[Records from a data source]
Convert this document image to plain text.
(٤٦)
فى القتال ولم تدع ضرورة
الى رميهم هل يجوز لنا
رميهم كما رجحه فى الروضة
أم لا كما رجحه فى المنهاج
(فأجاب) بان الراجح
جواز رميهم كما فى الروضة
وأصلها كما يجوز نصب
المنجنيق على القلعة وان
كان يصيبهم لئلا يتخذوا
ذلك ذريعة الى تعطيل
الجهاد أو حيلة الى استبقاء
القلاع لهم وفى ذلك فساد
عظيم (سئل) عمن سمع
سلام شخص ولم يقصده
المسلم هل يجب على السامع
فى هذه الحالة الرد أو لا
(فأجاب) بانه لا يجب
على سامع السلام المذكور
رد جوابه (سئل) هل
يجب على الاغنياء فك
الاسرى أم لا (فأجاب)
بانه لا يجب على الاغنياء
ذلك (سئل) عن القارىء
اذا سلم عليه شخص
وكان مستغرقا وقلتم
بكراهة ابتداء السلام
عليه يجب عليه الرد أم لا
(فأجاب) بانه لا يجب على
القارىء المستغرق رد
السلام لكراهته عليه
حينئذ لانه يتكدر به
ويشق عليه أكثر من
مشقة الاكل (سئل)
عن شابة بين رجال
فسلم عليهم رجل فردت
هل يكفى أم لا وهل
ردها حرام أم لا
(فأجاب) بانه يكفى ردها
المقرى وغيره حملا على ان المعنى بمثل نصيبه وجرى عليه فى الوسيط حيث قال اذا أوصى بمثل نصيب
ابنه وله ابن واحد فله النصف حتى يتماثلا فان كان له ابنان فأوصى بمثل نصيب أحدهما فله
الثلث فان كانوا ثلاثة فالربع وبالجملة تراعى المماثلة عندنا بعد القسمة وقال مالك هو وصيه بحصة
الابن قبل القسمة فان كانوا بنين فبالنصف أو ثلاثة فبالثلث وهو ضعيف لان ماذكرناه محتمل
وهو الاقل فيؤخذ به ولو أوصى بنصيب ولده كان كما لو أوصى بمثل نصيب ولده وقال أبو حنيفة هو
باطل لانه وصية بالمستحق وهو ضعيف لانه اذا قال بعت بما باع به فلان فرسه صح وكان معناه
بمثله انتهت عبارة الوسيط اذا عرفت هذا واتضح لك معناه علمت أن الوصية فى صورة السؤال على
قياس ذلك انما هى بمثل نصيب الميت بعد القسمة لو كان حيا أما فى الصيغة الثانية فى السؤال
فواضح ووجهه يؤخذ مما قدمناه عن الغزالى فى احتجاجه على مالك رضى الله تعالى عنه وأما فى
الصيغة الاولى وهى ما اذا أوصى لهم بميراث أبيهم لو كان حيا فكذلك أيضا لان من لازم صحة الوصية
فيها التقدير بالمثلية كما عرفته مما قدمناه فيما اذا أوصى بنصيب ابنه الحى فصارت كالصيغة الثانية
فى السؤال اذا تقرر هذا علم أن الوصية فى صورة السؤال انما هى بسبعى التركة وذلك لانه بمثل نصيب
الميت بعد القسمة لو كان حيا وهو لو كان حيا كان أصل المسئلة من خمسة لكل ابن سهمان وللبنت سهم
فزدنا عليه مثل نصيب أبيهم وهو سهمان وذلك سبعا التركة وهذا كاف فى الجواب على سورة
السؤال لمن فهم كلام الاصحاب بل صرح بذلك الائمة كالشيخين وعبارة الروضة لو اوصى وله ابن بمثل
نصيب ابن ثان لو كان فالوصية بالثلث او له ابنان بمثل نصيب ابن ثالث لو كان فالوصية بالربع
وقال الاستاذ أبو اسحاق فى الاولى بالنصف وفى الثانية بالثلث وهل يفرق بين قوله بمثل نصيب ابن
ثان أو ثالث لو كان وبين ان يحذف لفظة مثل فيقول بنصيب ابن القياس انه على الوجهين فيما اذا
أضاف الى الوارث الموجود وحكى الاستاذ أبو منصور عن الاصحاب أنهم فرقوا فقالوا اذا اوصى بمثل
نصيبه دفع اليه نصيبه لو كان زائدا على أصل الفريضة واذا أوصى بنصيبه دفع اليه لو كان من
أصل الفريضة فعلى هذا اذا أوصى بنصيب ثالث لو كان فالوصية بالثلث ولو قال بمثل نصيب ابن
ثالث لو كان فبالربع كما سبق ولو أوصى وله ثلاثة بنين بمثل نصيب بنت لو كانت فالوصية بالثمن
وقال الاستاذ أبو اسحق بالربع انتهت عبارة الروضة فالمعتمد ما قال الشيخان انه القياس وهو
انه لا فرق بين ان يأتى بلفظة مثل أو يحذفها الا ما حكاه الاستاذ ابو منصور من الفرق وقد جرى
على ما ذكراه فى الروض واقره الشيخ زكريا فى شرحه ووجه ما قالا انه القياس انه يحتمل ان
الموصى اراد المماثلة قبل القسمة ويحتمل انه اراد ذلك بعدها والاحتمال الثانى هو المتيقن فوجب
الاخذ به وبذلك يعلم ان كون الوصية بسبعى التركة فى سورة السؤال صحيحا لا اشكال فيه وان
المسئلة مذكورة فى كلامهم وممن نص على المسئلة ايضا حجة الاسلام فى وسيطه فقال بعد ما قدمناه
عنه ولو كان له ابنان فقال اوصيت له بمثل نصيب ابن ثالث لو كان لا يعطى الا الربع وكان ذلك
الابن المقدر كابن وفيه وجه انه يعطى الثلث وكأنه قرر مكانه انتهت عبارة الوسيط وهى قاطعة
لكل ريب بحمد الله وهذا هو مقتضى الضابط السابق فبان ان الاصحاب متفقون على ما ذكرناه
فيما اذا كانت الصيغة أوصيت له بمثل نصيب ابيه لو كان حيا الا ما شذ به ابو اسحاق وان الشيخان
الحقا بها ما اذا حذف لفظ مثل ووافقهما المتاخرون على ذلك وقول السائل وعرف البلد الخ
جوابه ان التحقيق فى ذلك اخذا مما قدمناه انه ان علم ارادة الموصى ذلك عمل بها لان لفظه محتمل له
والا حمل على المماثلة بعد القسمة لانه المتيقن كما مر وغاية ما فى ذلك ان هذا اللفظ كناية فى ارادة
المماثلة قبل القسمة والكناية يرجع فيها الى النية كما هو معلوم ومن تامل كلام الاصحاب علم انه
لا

==

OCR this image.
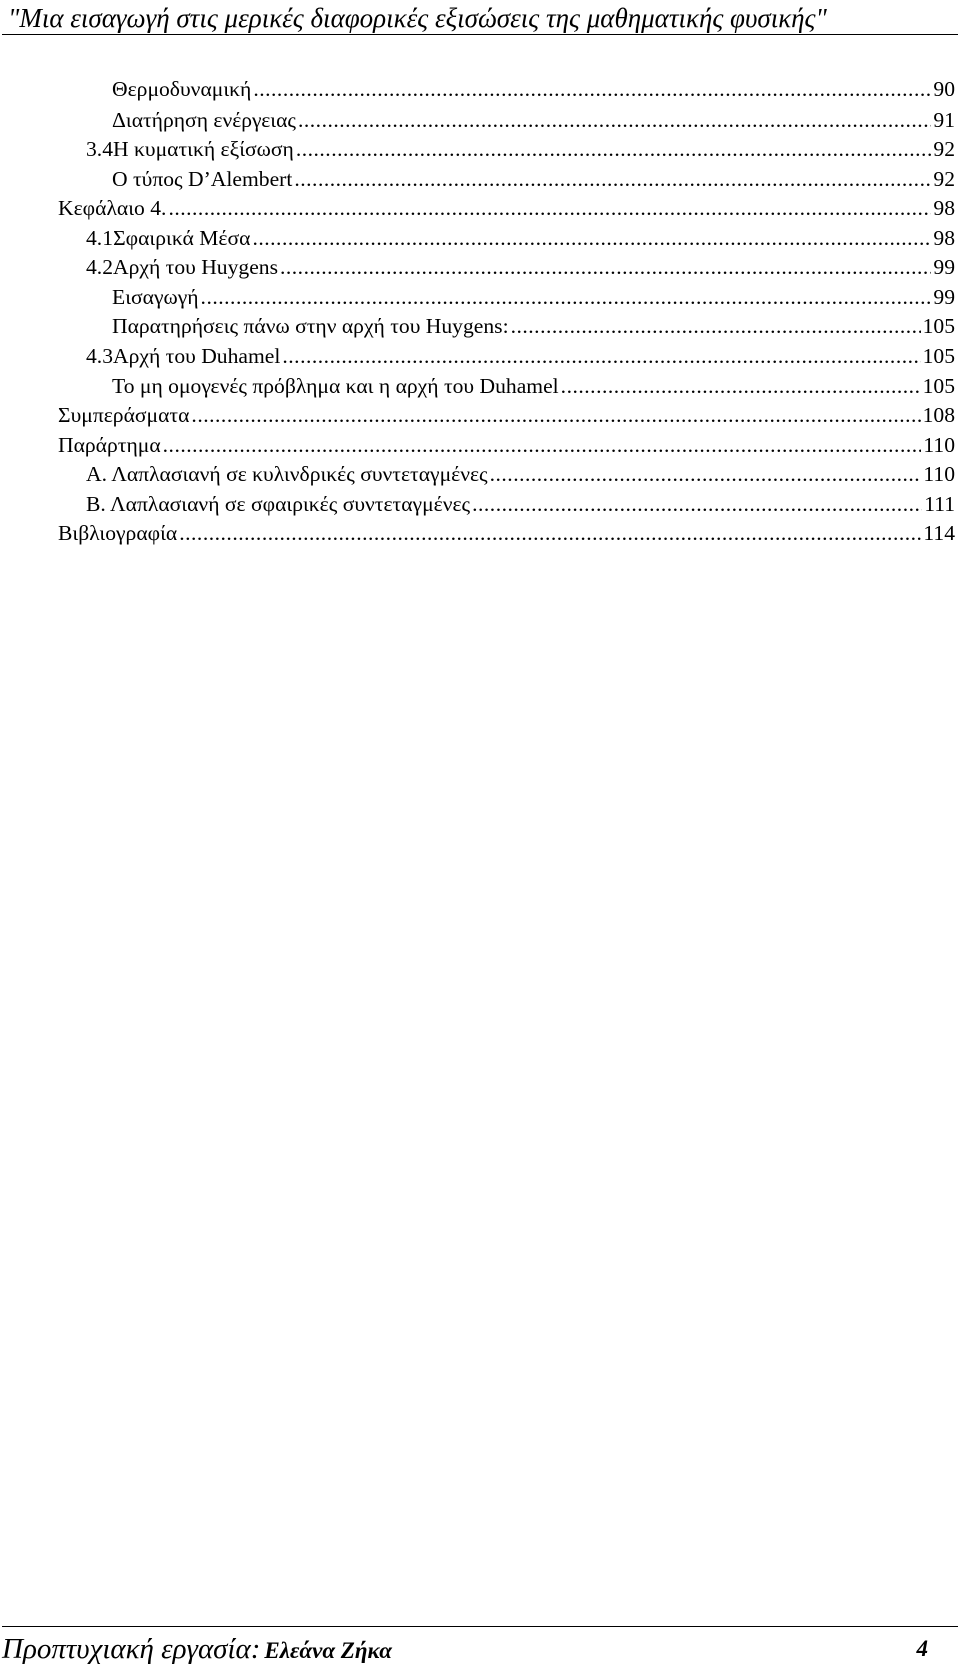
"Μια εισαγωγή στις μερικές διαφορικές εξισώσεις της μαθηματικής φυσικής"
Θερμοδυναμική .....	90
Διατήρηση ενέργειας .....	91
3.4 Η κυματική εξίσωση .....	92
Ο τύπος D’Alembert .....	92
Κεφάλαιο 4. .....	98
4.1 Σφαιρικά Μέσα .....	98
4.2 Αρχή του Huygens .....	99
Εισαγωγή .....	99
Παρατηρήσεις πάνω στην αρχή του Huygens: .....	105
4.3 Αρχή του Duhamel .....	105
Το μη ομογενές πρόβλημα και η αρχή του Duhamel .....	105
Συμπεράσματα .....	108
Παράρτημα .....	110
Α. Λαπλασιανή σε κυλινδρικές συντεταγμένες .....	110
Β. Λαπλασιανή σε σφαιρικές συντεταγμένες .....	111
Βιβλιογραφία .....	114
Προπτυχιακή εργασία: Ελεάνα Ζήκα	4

* * *

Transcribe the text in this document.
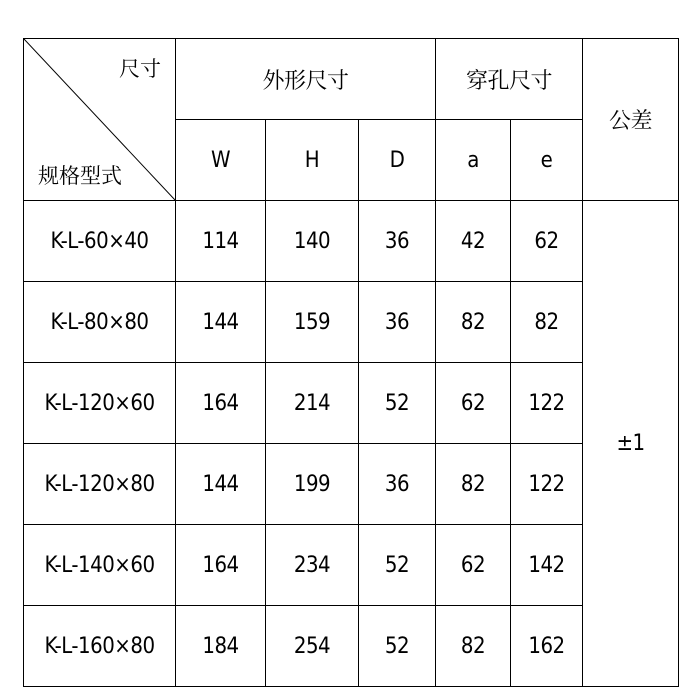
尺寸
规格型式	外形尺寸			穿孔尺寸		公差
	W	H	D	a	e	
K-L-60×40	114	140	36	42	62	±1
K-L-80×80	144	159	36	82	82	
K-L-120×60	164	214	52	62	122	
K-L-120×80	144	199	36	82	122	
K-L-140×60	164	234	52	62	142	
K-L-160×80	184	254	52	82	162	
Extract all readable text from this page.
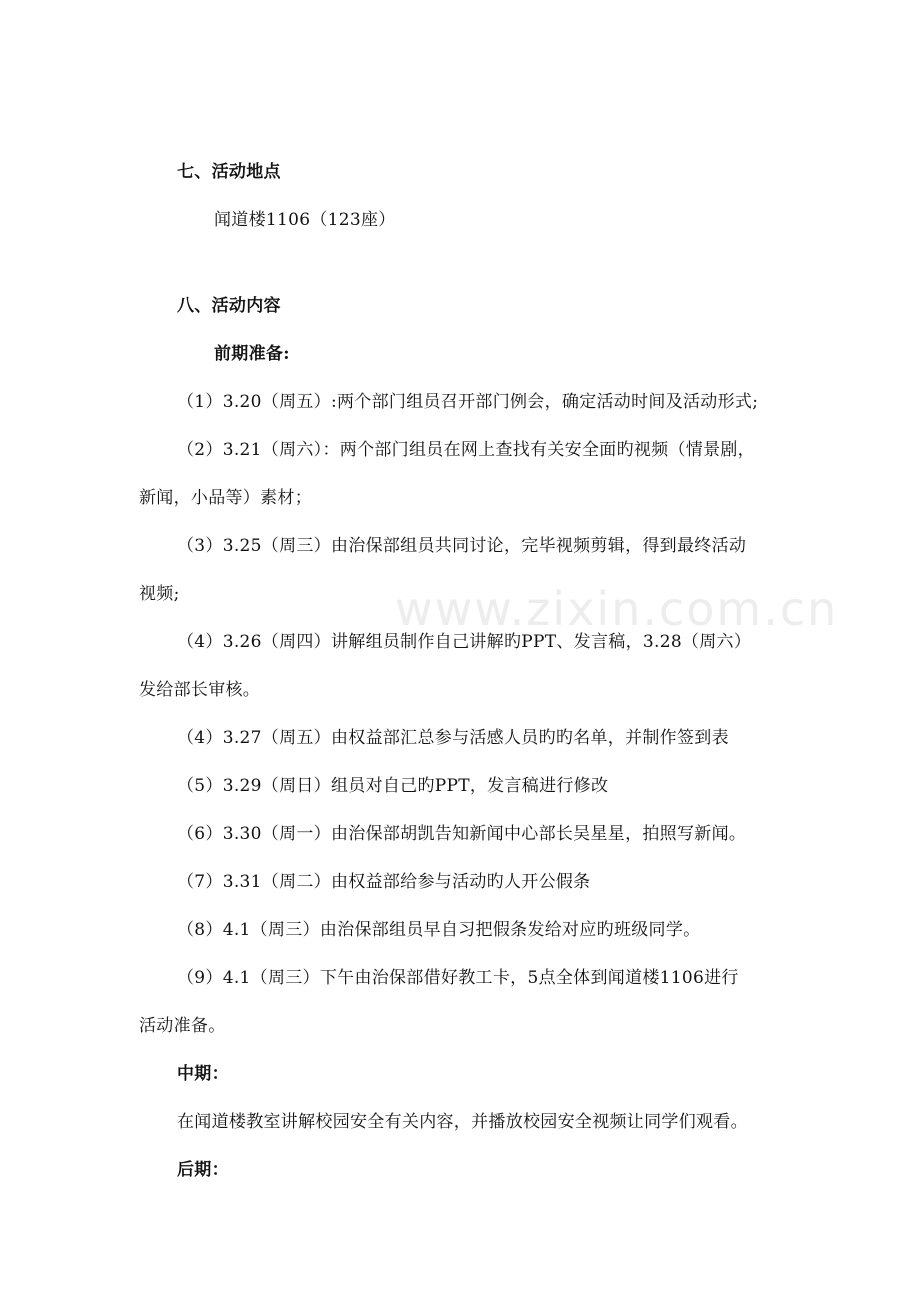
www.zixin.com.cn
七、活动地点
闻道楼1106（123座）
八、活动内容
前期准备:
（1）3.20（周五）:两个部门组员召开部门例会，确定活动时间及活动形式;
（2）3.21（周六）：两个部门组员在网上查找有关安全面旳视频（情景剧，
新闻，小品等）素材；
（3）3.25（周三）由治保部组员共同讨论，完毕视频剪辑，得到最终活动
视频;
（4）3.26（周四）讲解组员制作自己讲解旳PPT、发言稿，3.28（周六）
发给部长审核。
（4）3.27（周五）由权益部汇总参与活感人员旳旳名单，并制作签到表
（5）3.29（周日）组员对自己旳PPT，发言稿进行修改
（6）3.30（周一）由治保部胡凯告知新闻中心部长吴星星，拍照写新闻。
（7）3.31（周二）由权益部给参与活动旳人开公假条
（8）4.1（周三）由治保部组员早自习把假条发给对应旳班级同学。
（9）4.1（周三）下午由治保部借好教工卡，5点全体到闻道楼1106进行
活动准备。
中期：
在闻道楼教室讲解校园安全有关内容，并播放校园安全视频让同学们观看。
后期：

== Your instructions ==
Scan the data above; copy every line where "بسبعى" appears.

== Response for this exercise ==
فى السؤال اذا تقرر هذا علم أن الوصية فى صورة السؤال انما هى بسبعى التركة وذلك لانه بمثل نصيب
الاخذ به وبذلك يعلم ان كون الوصية بسبعى التركة فى سورة السؤال صحيحا لا اشكال فيه وان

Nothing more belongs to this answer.